··· MATERIAL FOR THIS EXERCISE ···

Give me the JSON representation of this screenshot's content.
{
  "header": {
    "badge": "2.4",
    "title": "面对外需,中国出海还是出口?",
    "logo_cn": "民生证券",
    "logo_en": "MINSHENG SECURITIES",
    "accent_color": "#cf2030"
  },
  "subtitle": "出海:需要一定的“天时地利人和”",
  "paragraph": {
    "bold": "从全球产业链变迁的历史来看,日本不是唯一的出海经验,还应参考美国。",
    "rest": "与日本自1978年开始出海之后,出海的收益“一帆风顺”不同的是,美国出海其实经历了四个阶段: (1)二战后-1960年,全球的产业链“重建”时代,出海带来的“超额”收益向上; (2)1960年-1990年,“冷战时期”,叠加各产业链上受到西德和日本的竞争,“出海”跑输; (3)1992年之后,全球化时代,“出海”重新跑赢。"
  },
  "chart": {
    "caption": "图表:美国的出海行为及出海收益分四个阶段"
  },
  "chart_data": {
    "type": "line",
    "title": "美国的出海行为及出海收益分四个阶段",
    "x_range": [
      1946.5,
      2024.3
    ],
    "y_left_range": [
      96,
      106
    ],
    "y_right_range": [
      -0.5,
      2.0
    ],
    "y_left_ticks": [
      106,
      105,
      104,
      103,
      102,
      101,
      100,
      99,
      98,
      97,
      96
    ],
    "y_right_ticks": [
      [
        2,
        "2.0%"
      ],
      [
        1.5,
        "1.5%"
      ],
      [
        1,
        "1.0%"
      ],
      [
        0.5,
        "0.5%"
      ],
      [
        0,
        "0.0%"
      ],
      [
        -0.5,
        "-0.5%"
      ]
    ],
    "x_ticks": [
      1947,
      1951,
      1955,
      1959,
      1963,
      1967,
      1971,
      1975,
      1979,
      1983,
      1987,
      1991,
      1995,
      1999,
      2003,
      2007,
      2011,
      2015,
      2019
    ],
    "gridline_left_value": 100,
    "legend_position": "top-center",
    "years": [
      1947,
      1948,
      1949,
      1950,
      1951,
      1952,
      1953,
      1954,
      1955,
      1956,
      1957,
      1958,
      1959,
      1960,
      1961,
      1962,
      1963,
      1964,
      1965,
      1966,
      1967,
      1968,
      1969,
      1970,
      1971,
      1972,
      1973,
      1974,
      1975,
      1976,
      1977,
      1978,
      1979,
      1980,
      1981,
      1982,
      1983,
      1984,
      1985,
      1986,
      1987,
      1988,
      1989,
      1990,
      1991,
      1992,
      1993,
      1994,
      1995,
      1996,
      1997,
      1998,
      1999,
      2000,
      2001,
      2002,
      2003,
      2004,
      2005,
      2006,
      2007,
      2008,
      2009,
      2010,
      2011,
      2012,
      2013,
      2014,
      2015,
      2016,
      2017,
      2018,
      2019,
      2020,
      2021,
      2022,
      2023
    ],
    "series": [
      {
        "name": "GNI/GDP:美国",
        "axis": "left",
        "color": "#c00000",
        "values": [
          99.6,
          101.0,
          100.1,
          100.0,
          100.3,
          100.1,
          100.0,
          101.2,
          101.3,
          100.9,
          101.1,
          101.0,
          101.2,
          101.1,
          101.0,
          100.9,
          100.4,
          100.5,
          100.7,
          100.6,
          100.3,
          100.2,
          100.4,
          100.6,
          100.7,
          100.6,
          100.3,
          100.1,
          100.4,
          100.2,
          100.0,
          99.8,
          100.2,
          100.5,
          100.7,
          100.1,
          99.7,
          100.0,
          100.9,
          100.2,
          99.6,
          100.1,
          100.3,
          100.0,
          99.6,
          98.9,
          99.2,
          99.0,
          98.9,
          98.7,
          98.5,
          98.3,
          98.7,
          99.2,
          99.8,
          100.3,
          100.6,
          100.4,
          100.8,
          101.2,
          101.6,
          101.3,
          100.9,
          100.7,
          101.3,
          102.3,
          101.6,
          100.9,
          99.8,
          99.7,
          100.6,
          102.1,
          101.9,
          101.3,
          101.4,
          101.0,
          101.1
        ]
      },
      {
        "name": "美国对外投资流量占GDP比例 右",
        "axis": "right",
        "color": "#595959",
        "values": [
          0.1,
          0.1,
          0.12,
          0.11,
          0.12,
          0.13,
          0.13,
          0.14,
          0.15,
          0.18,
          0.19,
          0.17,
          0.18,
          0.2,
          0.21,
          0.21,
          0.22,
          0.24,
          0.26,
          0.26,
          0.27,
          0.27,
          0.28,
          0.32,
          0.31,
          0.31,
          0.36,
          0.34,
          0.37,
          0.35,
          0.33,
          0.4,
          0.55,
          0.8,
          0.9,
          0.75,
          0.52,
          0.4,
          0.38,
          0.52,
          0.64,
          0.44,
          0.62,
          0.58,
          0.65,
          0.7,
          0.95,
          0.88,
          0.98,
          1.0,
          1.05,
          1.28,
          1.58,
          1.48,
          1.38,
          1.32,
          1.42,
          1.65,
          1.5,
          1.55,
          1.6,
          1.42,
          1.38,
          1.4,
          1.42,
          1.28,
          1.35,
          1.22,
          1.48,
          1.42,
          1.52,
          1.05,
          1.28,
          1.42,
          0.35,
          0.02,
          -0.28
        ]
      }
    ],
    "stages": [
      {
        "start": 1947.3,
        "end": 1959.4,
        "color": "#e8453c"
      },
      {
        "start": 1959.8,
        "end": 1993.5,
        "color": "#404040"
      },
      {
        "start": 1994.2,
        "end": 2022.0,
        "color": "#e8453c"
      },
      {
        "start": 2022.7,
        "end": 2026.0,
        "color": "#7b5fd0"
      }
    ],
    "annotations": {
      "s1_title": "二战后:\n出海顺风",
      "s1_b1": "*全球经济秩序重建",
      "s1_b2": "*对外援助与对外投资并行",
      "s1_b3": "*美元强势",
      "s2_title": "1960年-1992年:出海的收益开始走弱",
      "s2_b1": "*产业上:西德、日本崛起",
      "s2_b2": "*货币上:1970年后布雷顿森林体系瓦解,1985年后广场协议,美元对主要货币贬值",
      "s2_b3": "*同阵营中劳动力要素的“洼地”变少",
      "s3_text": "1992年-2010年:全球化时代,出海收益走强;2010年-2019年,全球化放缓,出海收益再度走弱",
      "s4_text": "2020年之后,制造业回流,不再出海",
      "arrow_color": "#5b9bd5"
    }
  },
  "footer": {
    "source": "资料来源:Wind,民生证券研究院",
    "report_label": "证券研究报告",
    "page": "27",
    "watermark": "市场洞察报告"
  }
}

···

> **WHAT THE TASK ASKS**: Restate the whole listing exactly, leaving out nothing.

> **SOLUTION TO THIS TASK**:
Give me the JSON representation of this screenshot's content.
{
  "header": {
    "badge": "2.4",
    "title": "面对外需,中国出海还是出口?",
    "logo_cn": "民生证券",
    "logo_en": "MINSHENG SECURITIES",
    "accent_color": "#cf2030"
  },
  "subtitle": "出海:需要一定的“天时地利人和”",
  "paragraph": {
    "bold": "从全球产业链变迁的历史来看,日本不是唯一的出海经验,还应参考美国。",
    "rest": "与日本自1978年开始出海之后,出海的收益“一帆风顺”不同的是,美国出海其实经历了四个阶段: (1)二战后-1960年,全球的产业链“重建”时代,出海带来的“超额”收益向上; (2)1960年-1990年,“冷战时期”,叠加各产业链上受到西德和日本的竞争,“出海”跑输; (3)1992年之后,全球化时代,“出海”重新跑赢。"
  },
  "chart": {
    "caption": "图表:美国的出海行为及出海收益分四个阶段"
  },
  "chart_data": {
    "type": "line",
    "title": "美国的出海行为及出海收益分四个阶段",
    "x_range": [
      1946.5,
      2024.3
    ],
    "y_left_range": [
      96,
      106
    ],
    "y_right_range": [
      -0.5,
      2.0
    ],
    "y_left_ticks": [
      106,
      105,
      104,
      103,
      102,
      101,
      100,
      99,
      98,
      97,
      96
    ],
    "y_right_ticks": [
      [
        2,
        "2.0%"
      ],
      [
        1.5,
        "1.5%"
      ],
      [
        1,
        "1.0%"
      ],
      [
        0.5,
        "0.5%"
      ],
      [
        0,
        "0.0%"
      ],
      [
        -0.5,
        "-0.5%"
      ]
    ],
    "x_ticks": [
      1947,
      1951,
      1955,
      1959,
      1963,
      1967,
      1971,
      1975,
      1979,
      1983,
      1987,
      1991,
      1995,
      1999,
      2003,
      2007,
      2011,
      2015,
      2019
    ],
    "gridline_left_value": 100,
    "legend_position": "top-center",
    "years": [
      1947,
      1948,
      1949,
      1950,
      1951,
      1952,
      1953,
      1954,
      1955,
      1956,
      1957,
      1958,
      1959,
      1960,
      1961,
      1962,
      1963,
      1964,
      1965,
      1966,
      1967,
      1968,
      1969,
      1970,
      1971,
      1972,
      1973,
      1974,
      1975,
      1976,
      1977,
      1978,
      1979,
      1980,
      1981,
      1982,
      1983,
      1984,
      1985,
      1986,
      1987,
      1988,
      1989,
      1990,
      1991,
      1992,
      1993,
      1994,
      1995,
      1996,
      1997,
      1998,
      1999,
      2000,
      2001,
      2002,
      2003,
      2004,
      2005,
      2006,
      2007,
      2008,
      2009,
      2010,
      2011,
      2012,
      2013,
      2014,
      2015,
      2016,
      2017,
      2018,
      2019,
      2020,
      2021,
      2022,
      2023
    ],
    "series": [
      {
        "name": "GNI/GDP:美国",
        "axis": "left",
        "color": "#c00000",
        "values": [
          99.6,
          101.0,
          100.1,
          100.0,
          100.3,
          100.1,
          100.0,
          101.2,
          101.3,
          100.9,
          101.1,
          101.0,
          101.2,
          101.1,
          101.0,
          100.9,
          100.4,
          100.5,
          100.7,
          100.6,
          100.3,
          100.2,
          100.4,
          100.6,
          100.7,
          100.6,
          100.3,
          100.1,
          100.4,
          100.2,
          100.0,
          99.8,
          100.2,
          100.5,
          100.7,
          100.1,
          99.7,
          100.0,
          100.9,
          100.2,
          99.6,
          100.1,
          100.3,
          100.0,
          99.6,
          98.9,
          99.2,
          99.0,
          98.9,
          98.7,
          98.5,
          98.3,
          98.7,
          99.2,
          99.8,
          100.3,
          100.6,
          100.4,
          100.8,
          101.2,
          101.6,
          101.3,
          100.9,
          100.7,
          101.3,
          102.3,
          101.6,
          100.9,
          99.8,
          99.7,
          100.6,
          102.1,
          101.9,
          101.3,
          101.4,
          101.0,
          101.1
        ]
      },
      {
        "name": "美国对外投资流量占GDP比例 右",
        "axis": "right",
        "color": "#595959",
        "values": [
          0.1,
          0.1,
          0.12,
          0.11,
          0.12,
          0.13,
          0.13,
          0.14,
          0.15,
          0.18,
          0.19,
          0.17,
          0.18,
          0.2,
          0.21,
          0.21,
          0.22,
          0.24,
          0.26,
          0.26,
          0.27,
          0.27,
          0.28,
          0.32,
          0.31,
          0.31,
          0.36,
          0.34,
          0.37,
          0.35,
          0.33,
          0.4,
          0.55,
          0.8,
          0.9,
          0.75,
          0.52,
          0.4,
          0.38,
          0.52,
          0.64,
          0.44,
          0.62,
          0.58,
          0.65,
          0.7,
          0.95,
          0.88,
          0.98,
          1.0,
          1.05,
          1.28,
          1.58,
          1.48,
          1.38,
          1.32,
          1.42,
          1.65,
          1.5,
          1.55,
          1.6,
          1.42,
          1.38,
          1.4,
          1.42,
          1.28,
          1.35,
          1.22,
          1.48,
          1.42,
          1.52,
          1.05,
          1.28,
          1.42,
          0.35,
          0.02,
          -0.28
        ]
      }
    ],
    "stages": [
      {
        "start": 1947.3,
        "end": 1959.4,
        "color": "#e8453c"
      },
      {
        "start": 1959.8,
        "end": 1993.5,
        "color": "#404040"
      },
      {
        "start": 1994.2,
        "end": 2022.0,
        "color": "#e8453c"
      },
      {
        "start": 2022.7,
        "end": 2026.0,
        "color": "#7b5fd0"
      }
    ],
    "annotations": {
      "s1_title": "二战后:\n出海顺风",
      "s1_b1": "*全球经济秩序重建",
      "s1_b2": "*对外援助与对外投资并行",
      "s1_b3": "*美元强势",
      "s2_title": "1960年-1992年:出海的收益开始走弱",
      "s2_b1": "*产业上:西德、日本崛起",
      "s2_b2": "*货币上:1970年后布雷顿森林体系瓦解,1985年后广场协议,美元对主要货币贬值",
      "s2_b3": "*同阵营中劳动力要素的“洼地”变少",
      "s3_text": "1992年-2010年:全球化时代,出海收益走强;2010年-2019年,全球化放缓,出海收益再度走弱",
      "s4_text": "2020年之后,制造业回流,不再出海",
      "arrow_color": "#5b9bd5"
    }
  },
  "footer": {
    "source": "资料来源:Wind,民生证券研究院",
    "report_label": "证券研究报告",
    "page": "27",
    "watermark": "市场洞察报告"
  }
}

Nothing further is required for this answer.